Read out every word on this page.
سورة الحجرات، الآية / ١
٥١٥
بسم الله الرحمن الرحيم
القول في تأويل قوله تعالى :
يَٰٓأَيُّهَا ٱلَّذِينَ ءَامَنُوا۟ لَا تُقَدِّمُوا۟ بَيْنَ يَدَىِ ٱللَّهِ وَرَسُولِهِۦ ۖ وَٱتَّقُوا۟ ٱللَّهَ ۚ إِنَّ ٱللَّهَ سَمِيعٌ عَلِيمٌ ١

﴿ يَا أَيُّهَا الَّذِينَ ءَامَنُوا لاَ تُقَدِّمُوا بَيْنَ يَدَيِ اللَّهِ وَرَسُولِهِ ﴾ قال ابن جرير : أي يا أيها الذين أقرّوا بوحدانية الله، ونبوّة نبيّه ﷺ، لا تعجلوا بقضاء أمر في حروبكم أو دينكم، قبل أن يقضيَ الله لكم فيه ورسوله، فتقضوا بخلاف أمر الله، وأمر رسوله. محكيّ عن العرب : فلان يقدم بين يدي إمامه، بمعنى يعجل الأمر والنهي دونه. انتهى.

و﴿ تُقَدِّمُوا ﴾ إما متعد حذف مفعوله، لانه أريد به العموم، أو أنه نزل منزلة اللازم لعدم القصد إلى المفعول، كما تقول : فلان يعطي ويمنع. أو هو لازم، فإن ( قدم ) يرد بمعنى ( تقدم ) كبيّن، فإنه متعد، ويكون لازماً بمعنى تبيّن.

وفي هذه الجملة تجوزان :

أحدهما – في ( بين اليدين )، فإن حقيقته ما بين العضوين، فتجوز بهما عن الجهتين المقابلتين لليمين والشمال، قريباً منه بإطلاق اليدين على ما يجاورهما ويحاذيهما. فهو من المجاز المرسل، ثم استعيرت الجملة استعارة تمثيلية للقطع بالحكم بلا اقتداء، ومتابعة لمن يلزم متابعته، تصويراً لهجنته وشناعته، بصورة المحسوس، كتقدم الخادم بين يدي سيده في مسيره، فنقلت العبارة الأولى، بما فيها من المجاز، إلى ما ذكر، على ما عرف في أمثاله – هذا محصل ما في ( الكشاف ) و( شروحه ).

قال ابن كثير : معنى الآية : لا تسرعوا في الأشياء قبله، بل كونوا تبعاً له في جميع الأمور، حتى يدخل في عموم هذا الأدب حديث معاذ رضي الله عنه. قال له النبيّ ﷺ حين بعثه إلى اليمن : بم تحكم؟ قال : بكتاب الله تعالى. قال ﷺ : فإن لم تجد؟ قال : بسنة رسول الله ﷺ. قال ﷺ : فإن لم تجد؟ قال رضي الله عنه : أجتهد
▬▬▬▬▬▬
▶ STATED TASK:
Among the entries above, how many lines include the word "تعالى"? Give the number with no comment.

▶ CORRECT RESULT:
2